Directive:
Report how many lines below contain the word "纺织服装学院", and give only that number.

** BEGIN Dataset extract **

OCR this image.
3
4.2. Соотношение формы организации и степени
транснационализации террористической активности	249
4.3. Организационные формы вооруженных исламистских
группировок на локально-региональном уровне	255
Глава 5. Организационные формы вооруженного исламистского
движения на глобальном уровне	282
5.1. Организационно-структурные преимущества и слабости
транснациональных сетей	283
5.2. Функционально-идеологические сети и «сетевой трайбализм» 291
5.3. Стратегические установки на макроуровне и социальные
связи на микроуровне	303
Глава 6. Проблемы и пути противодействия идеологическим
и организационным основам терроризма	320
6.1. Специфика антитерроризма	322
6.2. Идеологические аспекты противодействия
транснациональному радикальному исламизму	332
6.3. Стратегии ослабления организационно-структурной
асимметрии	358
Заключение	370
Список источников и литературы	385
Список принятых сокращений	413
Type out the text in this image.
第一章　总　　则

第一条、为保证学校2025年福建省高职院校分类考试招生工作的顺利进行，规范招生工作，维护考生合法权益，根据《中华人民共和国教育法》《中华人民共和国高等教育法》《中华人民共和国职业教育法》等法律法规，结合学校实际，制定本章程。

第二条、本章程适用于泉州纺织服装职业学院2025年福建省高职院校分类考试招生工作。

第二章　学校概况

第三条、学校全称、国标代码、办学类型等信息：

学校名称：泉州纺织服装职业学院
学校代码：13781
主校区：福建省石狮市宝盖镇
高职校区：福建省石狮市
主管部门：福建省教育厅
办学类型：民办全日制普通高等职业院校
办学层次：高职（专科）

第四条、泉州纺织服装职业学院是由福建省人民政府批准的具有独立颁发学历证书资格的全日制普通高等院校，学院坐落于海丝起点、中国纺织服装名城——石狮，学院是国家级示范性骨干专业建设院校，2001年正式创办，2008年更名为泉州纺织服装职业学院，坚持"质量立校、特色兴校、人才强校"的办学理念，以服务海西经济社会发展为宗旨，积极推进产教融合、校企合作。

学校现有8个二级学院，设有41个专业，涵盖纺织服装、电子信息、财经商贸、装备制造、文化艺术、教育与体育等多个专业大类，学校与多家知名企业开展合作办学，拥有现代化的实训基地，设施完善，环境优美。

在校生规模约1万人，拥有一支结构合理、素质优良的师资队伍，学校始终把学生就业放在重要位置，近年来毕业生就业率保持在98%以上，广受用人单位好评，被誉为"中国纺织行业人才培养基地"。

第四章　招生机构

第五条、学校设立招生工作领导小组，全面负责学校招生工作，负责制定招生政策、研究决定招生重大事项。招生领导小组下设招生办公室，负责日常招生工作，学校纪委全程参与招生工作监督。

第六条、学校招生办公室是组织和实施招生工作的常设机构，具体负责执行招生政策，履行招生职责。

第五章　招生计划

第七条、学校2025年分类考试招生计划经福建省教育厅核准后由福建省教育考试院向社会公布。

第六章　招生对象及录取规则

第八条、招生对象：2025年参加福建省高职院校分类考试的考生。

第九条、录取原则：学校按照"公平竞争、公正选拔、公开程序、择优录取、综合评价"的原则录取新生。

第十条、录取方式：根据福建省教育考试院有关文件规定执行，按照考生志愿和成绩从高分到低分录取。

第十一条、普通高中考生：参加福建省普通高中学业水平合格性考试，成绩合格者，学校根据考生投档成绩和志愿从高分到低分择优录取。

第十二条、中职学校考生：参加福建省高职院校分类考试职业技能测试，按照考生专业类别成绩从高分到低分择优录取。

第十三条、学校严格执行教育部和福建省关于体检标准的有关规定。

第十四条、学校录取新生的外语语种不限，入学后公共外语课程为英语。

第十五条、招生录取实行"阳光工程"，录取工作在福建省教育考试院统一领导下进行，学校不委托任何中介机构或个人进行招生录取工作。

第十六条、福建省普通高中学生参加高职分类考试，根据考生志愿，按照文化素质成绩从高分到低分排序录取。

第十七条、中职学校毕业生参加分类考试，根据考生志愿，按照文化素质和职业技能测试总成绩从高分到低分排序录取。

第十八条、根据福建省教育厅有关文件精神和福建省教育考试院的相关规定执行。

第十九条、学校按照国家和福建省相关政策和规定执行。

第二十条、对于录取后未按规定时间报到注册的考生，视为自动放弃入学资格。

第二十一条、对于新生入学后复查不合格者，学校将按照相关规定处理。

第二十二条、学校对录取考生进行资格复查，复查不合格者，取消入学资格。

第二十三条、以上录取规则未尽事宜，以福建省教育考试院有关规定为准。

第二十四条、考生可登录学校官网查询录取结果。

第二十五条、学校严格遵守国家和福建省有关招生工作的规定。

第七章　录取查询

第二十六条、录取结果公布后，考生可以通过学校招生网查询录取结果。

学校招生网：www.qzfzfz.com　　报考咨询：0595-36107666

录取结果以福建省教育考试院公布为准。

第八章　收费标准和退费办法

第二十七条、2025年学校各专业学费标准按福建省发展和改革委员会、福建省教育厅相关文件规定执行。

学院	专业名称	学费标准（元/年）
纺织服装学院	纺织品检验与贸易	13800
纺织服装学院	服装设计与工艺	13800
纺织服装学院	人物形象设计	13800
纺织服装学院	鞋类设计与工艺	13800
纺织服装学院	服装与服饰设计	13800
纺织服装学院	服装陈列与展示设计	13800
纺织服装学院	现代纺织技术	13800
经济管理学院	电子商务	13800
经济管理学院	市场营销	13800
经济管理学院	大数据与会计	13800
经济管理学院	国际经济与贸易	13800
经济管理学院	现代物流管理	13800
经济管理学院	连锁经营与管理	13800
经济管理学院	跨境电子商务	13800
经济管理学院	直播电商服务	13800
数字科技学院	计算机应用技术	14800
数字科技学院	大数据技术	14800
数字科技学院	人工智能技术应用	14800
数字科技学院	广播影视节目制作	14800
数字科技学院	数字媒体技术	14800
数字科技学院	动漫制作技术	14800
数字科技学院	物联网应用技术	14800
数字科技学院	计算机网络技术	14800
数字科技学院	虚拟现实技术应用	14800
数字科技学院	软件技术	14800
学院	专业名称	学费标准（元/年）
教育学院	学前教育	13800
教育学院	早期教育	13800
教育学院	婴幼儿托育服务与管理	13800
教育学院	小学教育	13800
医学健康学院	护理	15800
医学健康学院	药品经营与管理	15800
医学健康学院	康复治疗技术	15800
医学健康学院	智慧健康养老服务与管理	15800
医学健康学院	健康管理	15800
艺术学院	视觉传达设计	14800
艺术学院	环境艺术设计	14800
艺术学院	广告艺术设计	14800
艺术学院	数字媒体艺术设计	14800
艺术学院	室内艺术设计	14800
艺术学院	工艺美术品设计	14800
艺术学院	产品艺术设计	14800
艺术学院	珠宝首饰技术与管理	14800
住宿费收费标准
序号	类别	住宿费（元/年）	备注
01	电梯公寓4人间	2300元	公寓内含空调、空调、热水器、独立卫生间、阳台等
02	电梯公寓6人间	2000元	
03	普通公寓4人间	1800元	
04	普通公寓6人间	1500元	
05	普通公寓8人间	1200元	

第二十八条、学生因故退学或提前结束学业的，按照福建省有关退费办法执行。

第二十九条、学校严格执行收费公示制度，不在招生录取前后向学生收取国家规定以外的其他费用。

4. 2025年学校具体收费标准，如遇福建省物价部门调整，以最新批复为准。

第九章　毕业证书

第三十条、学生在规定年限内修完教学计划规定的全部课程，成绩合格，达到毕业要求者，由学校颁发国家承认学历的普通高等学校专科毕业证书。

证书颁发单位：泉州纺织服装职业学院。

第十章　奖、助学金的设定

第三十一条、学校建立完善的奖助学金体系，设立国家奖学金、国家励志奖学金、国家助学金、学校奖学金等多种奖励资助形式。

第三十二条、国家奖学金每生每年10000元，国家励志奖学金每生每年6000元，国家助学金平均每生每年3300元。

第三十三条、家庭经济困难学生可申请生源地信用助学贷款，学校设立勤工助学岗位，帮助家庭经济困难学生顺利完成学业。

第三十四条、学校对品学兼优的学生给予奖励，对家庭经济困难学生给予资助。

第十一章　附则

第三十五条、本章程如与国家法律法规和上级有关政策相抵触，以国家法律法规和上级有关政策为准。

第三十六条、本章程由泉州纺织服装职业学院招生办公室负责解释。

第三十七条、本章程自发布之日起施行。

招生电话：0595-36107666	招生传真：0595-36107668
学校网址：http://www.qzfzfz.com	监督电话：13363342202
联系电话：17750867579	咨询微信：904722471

** END Dataset extract **

Output for this task:
7